◆ Given exercise: All of the lines below are to be transcribed faithfully, with pictures excluded from the copy.

◆ Supplied data:
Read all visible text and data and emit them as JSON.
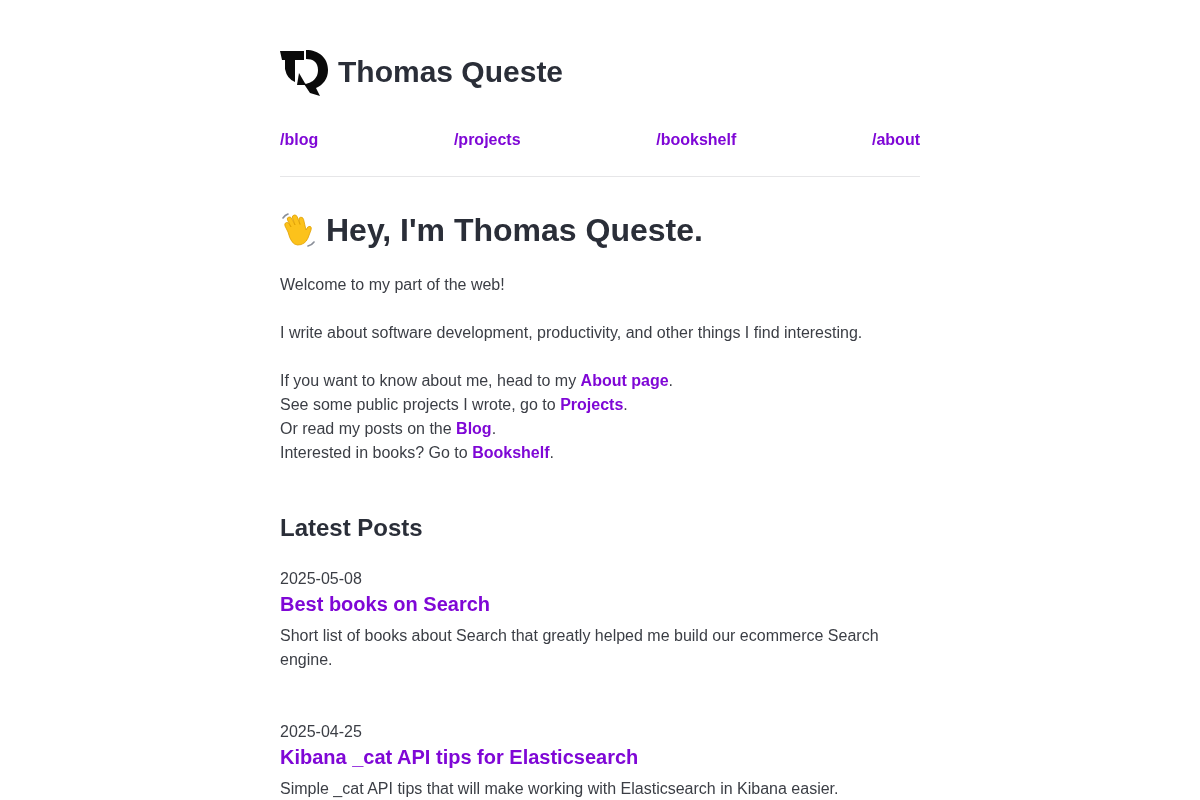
{
  "header": {
    "title": "Thomas Queste"
  },
  "nav": [
    {
      "label": "/blog"
    },
    {
      "label": "/projects"
    },
    {
      "label": "/bookshelf"
    },
    {
      "label": "/about"
    }
  ],
  "intro": {
    "heading": "Hey, I'm Thomas Queste.",
    "paragraphs": [
      "Welcome to my part of the web!",
      "I write about software development, productivity, and other things I find interesting."
    ],
    "link_lines": [
      {
        "before": "If you want to know about me, head to my ",
        "link": "About page",
        "after": "."
      },
      {
        "before": "See some public projects I wrote, go to ",
        "link": "Projects",
        "after": "."
      },
      {
        "before": "Or read my posts on the ",
        "link": "Blog",
        "after": "."
      },
      {
        "before": "Interested in books? Go to ",
        "link": "Bookshelf",
        "after": "."
      }
    ]
  },
  "latest_posts": {
    "heading": "Latest Posts",
    "posts": [
      {
        "date": "2025-05-08",
        "title": "Best books on Search",
        "summary": "Short list of books about Search that greatly helped me build our ecommerce Search engine."
      },
      {
        "date": "2025-04-25",
        "title": "Kibana _cat API tips for Elasticsearch",
        "summary": "Simple _cat API tips that will make working with Elasticsearch in Kibana easier."
      }
    ]
  }
}
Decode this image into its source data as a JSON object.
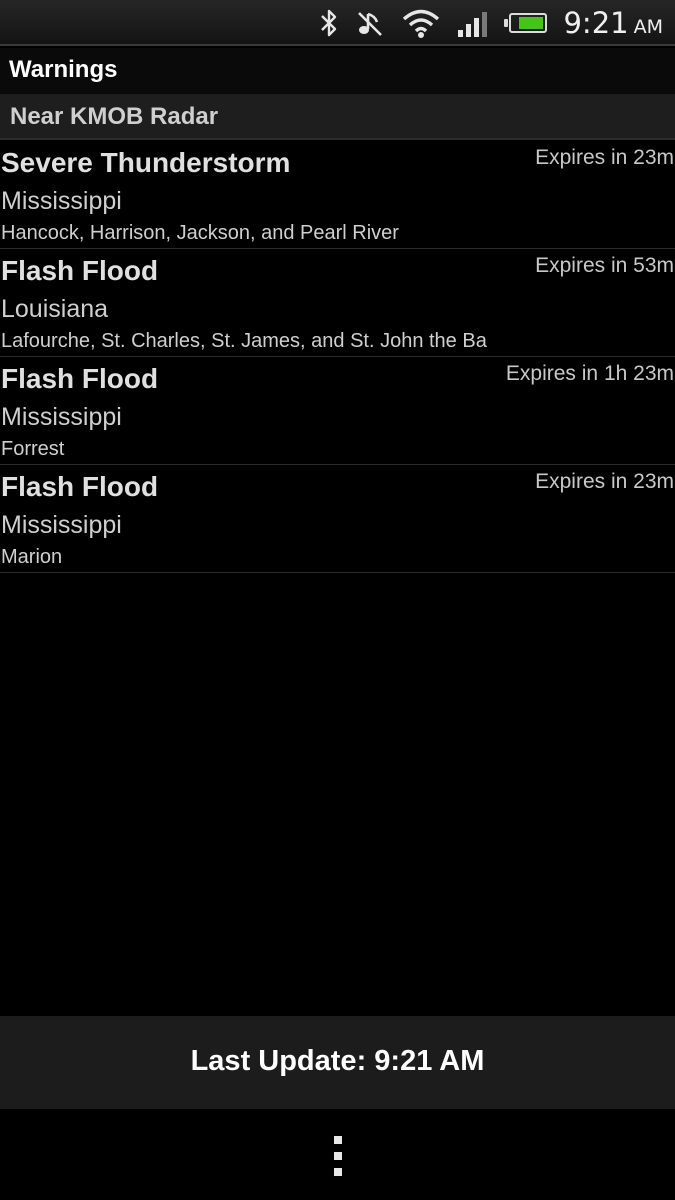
{
  "status_bar": {
    "time": "9:21",
    "ampm": "AM",
    "icons": [
      "bluetooth-icon",
      "muted-icon",
      "wifi-icon",
      "signal-icon",
      "battery-icon"
    ],
    "battery_color": "#45c41a",
    "battery_level": 0.85
  },
  "title_bar": {
    "title": "Warnings"
  },
  "section": {
    "header": "Near KMOB Radar"
  },
  "warnings": [
    {
      "type": "Severe Thunderstorm",
      "expires": "Expires in 23m",
      "state": "Mississippi",
      "counties": "Hancock, Harrison, Jackson, and Pearl River"
    },
    {
      "type": "Flash Flood",
      "expires": "Expires in 53m",
      "state": "Louisiana",
      "counties": "Lafourche, St. Charles, St. James, and St. John the Ba"
    },
    {
      "type": "Flash Flood",
      "expires": "Expires in 1h 23m",
      "state": "Mississippi",
      "counties": "Forrest"
    },
    {
      "type": "Flash Flood",
      "expires": "Expires in 23m",
      "state": "Mississippi",
      "counties": "Marion"
    }
  ],
  "footer": {
    "last_update": "Last Update: 9:21 AM"
  },
  "nav_bar": {
    "menu_icon": "overflow-menu-icon"
  }
}
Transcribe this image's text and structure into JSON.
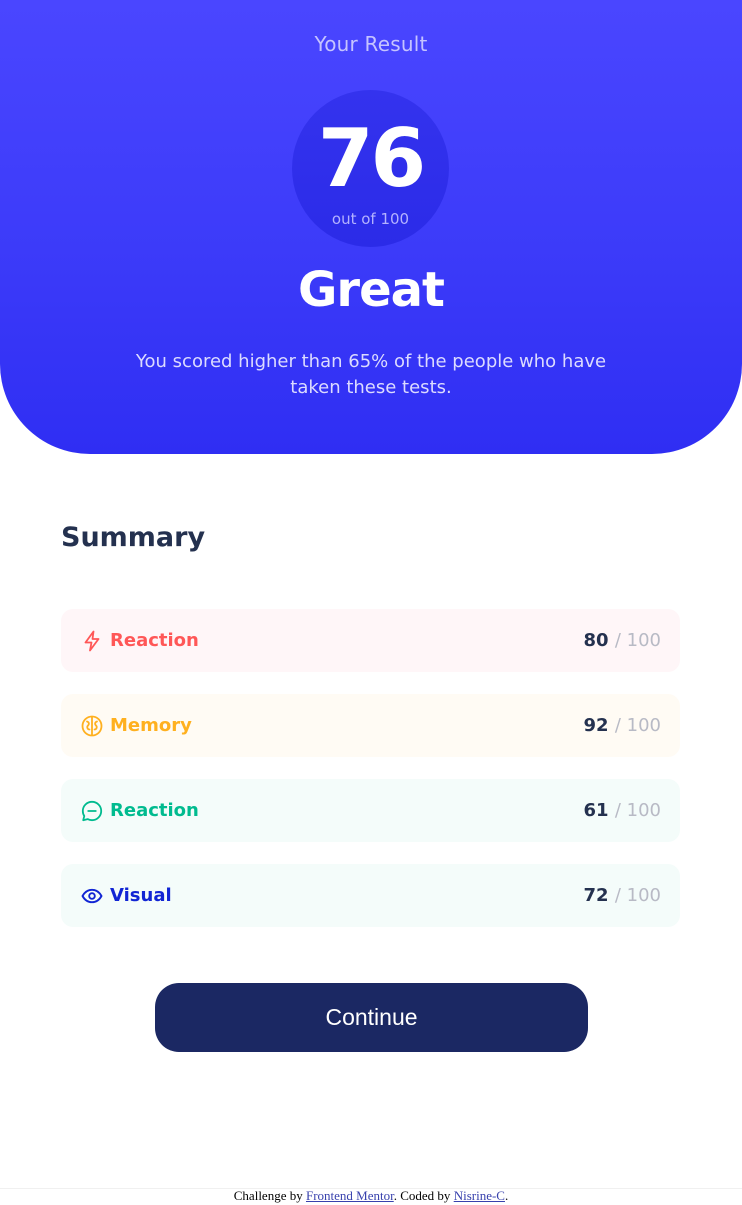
{
  "result": {
    "title": "Your Result",
    "score": "76",
    "score_max": "out of 100",
    "grade": "Great",
    "description": "You scored higher than 65% of the people who have taken these tests."
  },
  "summary": {
    "title": "Summary",
    "items": [
      {
        "label": "Reaction",
        "score": "80",
        "max": "/ 100",
        "icon": "lightning-icon",
        "color": "#ff5757",
        "bg": "#fff6f8"
      },
      {
        "label": "Memory",
        "score": "92",
        "max": "/ 100",
        "icon": "brain-icon",
        "color": "#ffb01f",
        "bg": "#fffbf4"
      },
      {
        "label": "Reaction",
        "score": "61",
        "max": "/ 100",
        "icon": "chat-bubble-icon",
        "color": "#00bb8f",
        "bg": "#f4fcfa"
      },
      {
        "label": "Visual",
        "score": "72",
        "max": "/ 100",
        "icon": "eye-icon",
        "color": "#1125d4",
        "bg": "#f4fcfa"
      }
    ]
  },
  "continue_label": "Continue",
  "footer": {
    "prefix": "Challenge by",
    "link1": "Frontend Mentor",
    "middle": ". Coded by",
    "link2": "Nisrine-C",
    "suffix": "."
  }
}
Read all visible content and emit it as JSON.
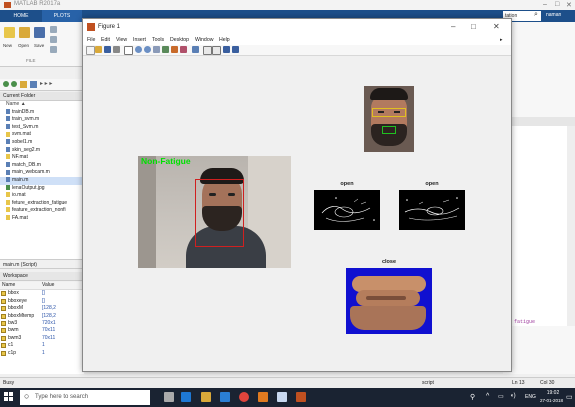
{
  "matlab": {
    "title": "MATLAB R2017a",
    "tabs": [
      "HOME",
      "PLOTS"
    ],
    "ribbon": {
      "new_label": "New",
      "open_label": "Open",
      "save_label": "Save",
      "file_group": "FILE"
    },
    "search_partial": "tation",
    "user": "naman",
    "current_folder_header": "Current Folder",
    "name_col": "Name",
    "files": [
      "trainDB.m",
      "train_svm.m",
      "test_Svm.m",
      "svm.mat",
      "sobel1.m",
      "skin_seg2.m",
      "NF.mat",
      "match_DB.m",
      "main_webcam.m",
      "main.m",
      "lenaOutput.jpg",
      "io.mat",
      "feture_extraction_fatigue",
      "feature_extraction_nonfi",
      "FA.mat"
    ],
    "selected_file": "main.m",
    "details": "main.m (Script)",
    "workspace_header": "Workspace",
    "ws_cols": [
      "Name",
      "Value"
    ],
    "workspace": [
      {
        "name": "bbox",
        "value": "[]"
      },
      {
        "name": "bboxeye",
        "value": "[]"
      },
      {
        "name": "bboxM",
        "value": "[128,2"
      },
      {
        "name": "bboxMtemp",
        "value": "[128,2"
      },
      {
        "name": "bw3",
        "value": "720x1"
      },
      {
        "name": "bwm",
        "value": "70x11"
      },
      {
        "name": "bwm3",
        "value": "70x11"
      },
      {
        "name": "c1",
        "value": "1"
      },
      {
        "name": "c1p",
        "value": "1"
      }
    ],
    "prompt": "fx",
    "editor_fragment": "ay fatigue",
    "status_busy": "Busy",
    "status_script": "script",
    "status_ln": "Ln 13",
    "status_col": "Col 30"
  },
  "figure": {
    "title": "Figure 1",
    "menu": [
      "File",
      "Edit",
      "View",
      "Insert",
      "Tools",
      "Desktop",
      "Window",
      "Help"
    ],
    "label_main": "Non-Fatigue",
    "label_open1": "open",
    "label_open2": "open",
    "label_close": "close"
  },
  "taskbar": {
    "search_placeholder": "Type here to search",
    "time": "19:02",
    "date": "27-01-2018",
    "lang": "ENG"
  },
  "colors": {
    "matlab_blue": "#1d4f8a",
    "label_green": "#00e000",
    "bbox_red": "#d02020",
    "close_blue": "#1010d0",
    "taskbar": "#1a2332"
  }
}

◆ In response:
Read all visible text and data and emit them as JSON.
{
  "header": {
    "title": "Thomas Queste"
  },
  "nav": [
    {
      "label": "/blog"
    },
    {
      "label": "/projects"
    },
    {
      "label": "/bookshelf"
    },
    {
      "label": "/about"
    }
  ],
  "intro": {
    "heading": "Hey, I'm Thomas Queste.",
    "paragraphs": [
      "Welcome to my part of the web!",
      "I write about software development, productivity, and other things I find interesting."
    ],
    "link_lines": [
      {
        "before": "If you want to know about me, head to my ",
        "link": "About page",
        "after": "."
      },
      {
        "before": "See some public projects I wrote, go to ",
        "link": "Projects",
        "after": "."
      },
      {
        "before": "Or read my posts on the ",
        "link": "Blog",
        "after": "."
      },
      {
        "before": "Interested in books? Go to ",
        "link": "Bookshelf",
        "after": "."
      }
    ]
  },
  "latest_posts": {
    "heading": "Latest Posts",
    "posts": [
      {
        "date": "2025-05-08",
        "title": "Best books on Search",
        "summary": "Short list of books about Search that greatly helped me build our ecommerce Search engine."
      },
      {
        "date": "2025-04-25",
        "title": "Kibana _cat API tips for Elasticsearch",
        "summary": "Simple _cat API tips that will make working with Elasticsearch in Kibana easier."
      }
    ]
  }
}
Decode this image into its source data as a JSON object.
{
  "status_bar": {
    "time": "9:21",
    "ampm": "AM",
    "icons": [
      "bluetooth-icon",
      "muted-icon",
      "wifi-icon",
      "signal-icon",
      "battery-icon"
    ],
    "battery_color": "#45c41a",
    "battery_level": 0.85
  },
  "title_bar": {
    "title": "Warnings"
  },
  "section": {
    "header": "Near KMOB Radar"
  },
  "warnings": [
    {
      "type": "Severe Thunderstorm",
      "expires": "Expires in 23m",
      "state": "Mississippi",
      "counties": "Hancock, Harrison, Jackson, and Pearl River"
    },
    {
      "type": "Flash Flood",
      "expires": "Expires in 53m",
      "state": "Louisiana",
      "counties": "Lafourche, St. Charles, St. James, and St. John the Ba"
    },
    {
      "type": "Flash Flood",
      "expires": "Expires in 1h 23m",
      "state": "Mississippi",
      "counties": "Forrest"
    },
    {
      "type": "Flash Flood",
      "expires": "Expires in 23m",
      "state": "Mississippi",
      "counties": "Marion"
    }
  ],
  "footer": {
    "last_update": "Last Update: 9:21 AM"
  },
  "nav_bar": {
    "menu_icon": "overflow-menu-icon"
  }
}
Transcribe this image's text and structure into JSON.
{
  "result": {
    "title": "Your Result",
    "score": "76",
    "score_max": "out of 100",
    "grade": "Great",
    "description": "You scored higher than 65% of the people who have taken these tests."
  },
  "summary": {
    "title": "Summary",
    "items": [
      {
        "label": "Reaction",
        "score": "80",
        "max": "/ 100",
        "icon": "lightning-icon",
        "color": "#ff5757",
        "bg": "#fff6f8"
      },
      {
        "label": "Memory",
        "score": "92",
        "max": "/ 100",
        "icon": "brain-icon",
        "color": "#ffb01f",
        "bg": "#fffbf4"
      },
      {
        "label": "Reaction",
        "score": "61",
        "max": "/ 100",
        "icon": "chat-bubble-icon",
        "color": "#00bb8f",
        "bg": "#f4fcfa"
      },
      {
        "label": "Visual",
        "score": "72",
        "max": "/ 100",
        "icon": "eye-icon",
        "color": "#1125d4",
        "bg": "#f4fcfa"
      }
    ]
  },
  "continue_label": "Continue",
  "footer": {
    "prefix": "Challenge by",
    "link1": "Frontend Mentor",
    "middle": ". Coded by",
    "link2": "Nisrine-C",
    "suffix": "."
  }
}
Read all visible content and emit it as JSON.
{
  "matlab": {
    "title": "MATLAB R2017a",
    "tabs": [
      "HOME",
      "PLOTS"
    ],
    "ribbon": {
      "new_label": "New",
      "open_label": "Open",
      "save_label": "Save",
      "file_group": "FILE"
    },
    "search_partial": "tation",
    "user": "naman",
    "current_folder_header": "Current Folder",
    "name_col": "Name",
    "files": [
      "trainDB.m",
      "train_svm.m",
      "test_Svm.m",
      "svm.mat",
      "sobel1.m",
      "skin_seg2.m",
      "NF.mat",
      "match_DB.m",
      "main_webcam.m",
      "main.m",
      "lenaOutput.jpg",
      "io.mat",
      "feture_extraction_fatigue",
      "feature_extraction_nonfi",
      "FA.mat"
    ],
    "selected_file": "main.m",
    "details": "main.m (Script)",
    "workspace_header": "Workspace",
    "ws_cols": [
      "Name",
      "Value"
    ],
    "workspace": [
      {
        "name": "bbox",
        "value": "[]"
      },
      {
        "name": "bboxeye",
        "value": "[]"
      },
      {
        "name": "bboxM",
        "value": "[128,2"
      },
      {
        "name": "bboxMtemp",
        "value": "[128,2"
      },
      {
        "name": "bw3",
        "value": "720x1"
      },
      {
        "name": "bwm",
        "value": "70x11"
      },
      {
        "name": "bwm3",
        "value": "70x11"
      },
      {
        "name": "c1",
        "value": "1"
      },
      {
        "name": "c1p",
        "value": "1"
      }
    ],
    "prompt": "fx",
    "editor_fragment": "ay fatigue",
    "status_busy": "Busy",
    "status_script": "script",
    "status_ln": "Ln 13",
    "status_col": "Col 30"
  },
  "figure": {
    "title": "Figure 1",
    "menu": [
      "File",
      "Edit",
      "View",
      "Insert",
      "Tools",
      "Desktop",
      "Window",
      "Help"
    ],
    "label_main": "Non-Fatigue",
    "label_open1": "open",
    "label_open2": "open",
    "label_close": "close"
  },
  "taskbar": {
    "search_placeholder": "Type here to search",
    "time": "19:02",
    "date": "27-01-2018",
    "lang": "ENG"
  },
  "colors": {
    "matlab_blue": "#1d4f8a",
    "label_green": "#00e000",
    "bbox_red": "#d02020",
    "close_blue": "#1010d0",
    "taskbar": "#1a2332"
  }
}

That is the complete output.